— DIRECTIONS —
Make an exact copy of the entries, and keep any pictures out of it.
● ● ● ● ● ● ●
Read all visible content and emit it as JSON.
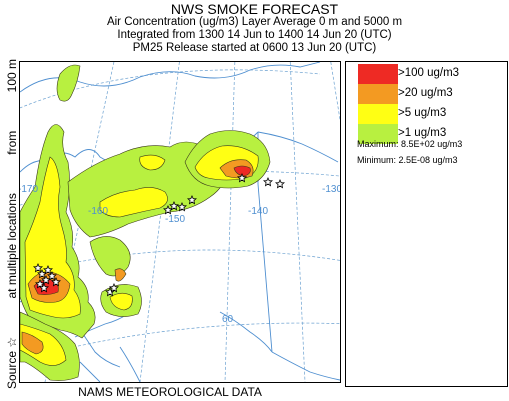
{
  "header": {
    "title": "NWS SMOKE FORECAST",
    "line1": "Air Concentration (ug/m3) Layer Average    0 m and  5000 m",
    "line2": "Integrated from 1300 14 Jun to 1400 14 Jun 20 (UTC)",
    "line3": "PM25 Release started at 0600 13 Jun 20 (UTC)"
  },
  "side_label": {
    "source": "Source ☆",
    "locations": "at multiple locations",
    "from": "from",
    "height": "100 m"
  },
  "footer": "NAMS METEOROLOGICAL DATA",
  "legend": {
    "items": [
      {
        "label": ">100 ug/m3",
        "color": "#ee2a24"
      },
      {
        "label": ">20 ug/m3",
        "color": "#f39a22"
      },
      {
        "label": ">5 ug/m3",
        "color": "#ffff14"
      },
      {
        "label": ">1 ug/m3",
        "color": "#b8f040"
      }
    ],
    "maximum": "Maximum: 8.5E+02 ug/m3",
    "minimum": "Minimum: 2.5E-08 ug/m3"
  },
  "map": {
    "longitude_labels": [
      "-170",
      "-160",
      "-150",
      "-140",
      "-130"
    ],
    "latitude_labels": [
      "60"
    ],
    "colors": {
      "gridline": "#6aa0d0",
      "coast": "#4f8fd0",
      "contour": "#3a3a1a"
    }
  }
}
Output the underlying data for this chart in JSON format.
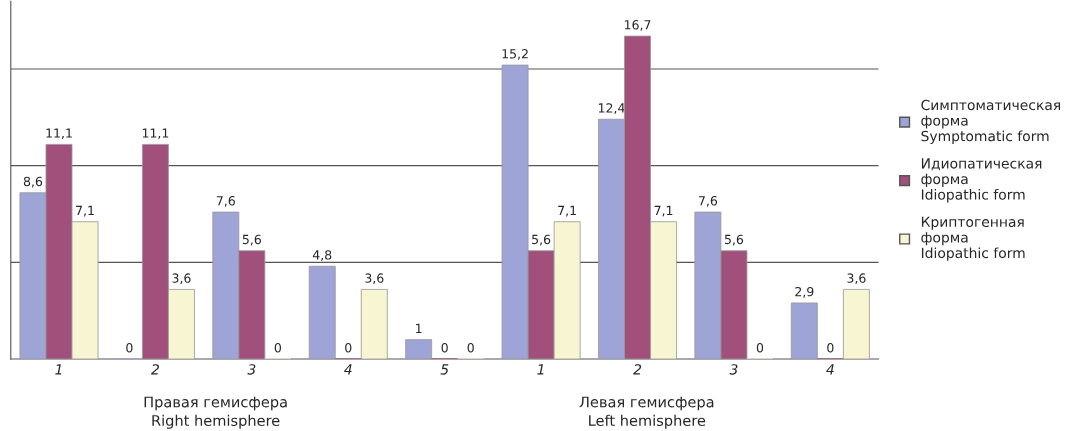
{
  "chart_data": {
    "type": "bar",
    "categories": [
      "1",
      "2",
      "3",
      "4",
      "5",
      "1",
      "2",
      "3",
      "4"
    ],
    "series": [
      {
        "name": "Симптоматическая\nформа\nSymptomatic form",
        "color": "#9ea4d6",
        "values": [
          8.6,
          0,
          7.6,
          4.8,
          1,
          15.2,
          12.4,
          7.6,
          2.9
        ],
        "value_labels": [
          "8,6",
          "0",
          "7,6",
          "4,8",
          "1",
          "15,2",
          "12,4",
          "7,6",
          "2,9"
        ]
      },
      {
        "name": "Идиопатическая\nформа\nIdiopathic form",
        "color": "#a0507a",
        "values": [
          11.1,
          11.1,
          5.6,
          0,
          0,
          5.6,
          16.7,
          5.6,
          0
        ],
        "value_labels": [
          "11,1",
          "11,1",
          "5,6",
          "0",
          "0",
          "5,6",
          "16,7",
          "5,6",
          "0"
        ]
      },
      {
        "name": "Криптогенная\nформа\nIdiopathic form",
        "color": "#f8f5d2",
        "values": [
          7.1,
          3.6,
          0,
          3.6,
          0,
          7.1,
          7.1,
          0,
          3.6
        ],
        "value_labels": [
          "7,1",
          "3,6",
          "0",
          "3,6",
          "0",
          "7,1",
          "7,1",
          "0",
          "3,6"
        ]
      }
    ],
    "ylim": [
      0,
      18.5
    ],
    "yticks": [
      {
        "value": 5,
        "label": null
      },
      {
        "value": 10,
        "label": null
      },
      {
        "value": 15,
        "label": null
      }
    ],
    "tick_labels": "x",
    "grid": "y",
    "legend": "right",
    "annotations": [
      "Правая гемисфера\nRight hemisphere",
      "Левая гемисфера\nLeft hemisphere"
    ]
  }
}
● ● ● ● ● ● ●
— FINISHED TASK —
Read all visible content and emit it as JSON.
{
  "header": {
    "title": "NWS SMOKE FORECAST",
    "line1": "Air Concentration (ug/m3) Layer Average    0 m and  5000 m",
    "line2": "Integrated from 1300 14 Jun to 1400 14 Jun 20 (UTC)",
    "line3": "PM25 Release started at 0600 13 Jun 20 (UTC)"
  },
  "side_label": {
    "source": "Source ☆",
    "locations": "at multiple locations",
    "from": "from",
    "height": "100 m"
  },
  "footer": "NAMS METEOROLOGICAL DATA",
  "legend": {
    "items": [
      {
        "label": ">100 ug/m3",
        "color": "#ee2a24"
      },
      {
        "label": ">20 ug/m3",
        "color": "#f39a22"
      },
      {
        "label": ">5 ug/m3",
        "color": "#ffff14"
      },
      {
        "label": ">1 ug/m3",
        "color": "#b8f040"
      }
    ],
    "maximum": "Maximum: 8.5E+02 ug/m3",
    "minimum": "Minimum: 2.5E-08 ug/m3"
  },
  "map": {
    "longitude_labels": [
      "-170",
      "-160",
      "-150",
      "-140",
      "-130"
    ],
    "latitude_labels": [
      "60"
    ],
    "colors": {
      "gridline": "#6aa0d0",
      "coast": "#4f8fd0",
      "contour": "#3a3a1a"
    }
  }
}
Output the underlying data for this chart in JSON format.
{
  "chart_data": {
    "type": "bar",
    "categories": [
      "1",
      "2",
      "3",
      "4",
      "5",
      "1",
      "2",
      "3",
      "4"
    ],
    "series": [
      {
        "name": "Симптоматическая\nформа\nSymptomatic form",
        "color": "#9ea4d6",
        "values": [
          8.6,
          0,
          7.6,
          4.8,
          1,
          15.2,
          12.4,
          7.6,
          2.9
        ],
        "value_labels": [
          "8,6",
          "0",
          "7,6",
          "4,8",
          "1",
          "15,2",
          "12,4",
          "7,6",
          "2,9"
        ]
      },
      {
        "name": "Идиопатическая\nформа\nIdiopathic form",
        "color": "#a0507a",
        "values": [
          11.1,
          11.1,
          5.6,
          0,
          0,
          5.6,
          16.7,
          5.6,
          0
        ],
        "value_labels": [
          "11,1",
          "11,1",
          "5,6",
          "0",
          "0",
          "5,6",
          "16,7",
          "5,6",
          "0"
        ]
      },
      {
        "name": "Криптогенная\nформа\nIdiopathic form",
        "color": "#f8f5d2",
        "values": [
          7.1,
          3.6,
          0,
          3.6,
          0,
          7.1,
          7.1,
          0,
          3.6
        ],
        "value_labels": [
          "7,1",
          "3,6",
          "0",
          "3,6",
          "0",
          "7,1",
          "7,1",
          "0",
          "3,6"
        ]
      }
    ],
    "ylim": [
      0,
      18.5
    ],
    "yticks": [
      {
        "value": 5,
        "label": null
      },
      {
        "value": 10,
        "label": null
      },
      {
        "value": 15,
        "label": null
      }
    ],
    "tick_labels": "x",
    "grid": "y",
    "legend": "right",
    "annotations": [
      "Правая гемисфера\nRight hemisphere",
      "Левая гемисфера\nLeft hemisphere"
    ]
  }
}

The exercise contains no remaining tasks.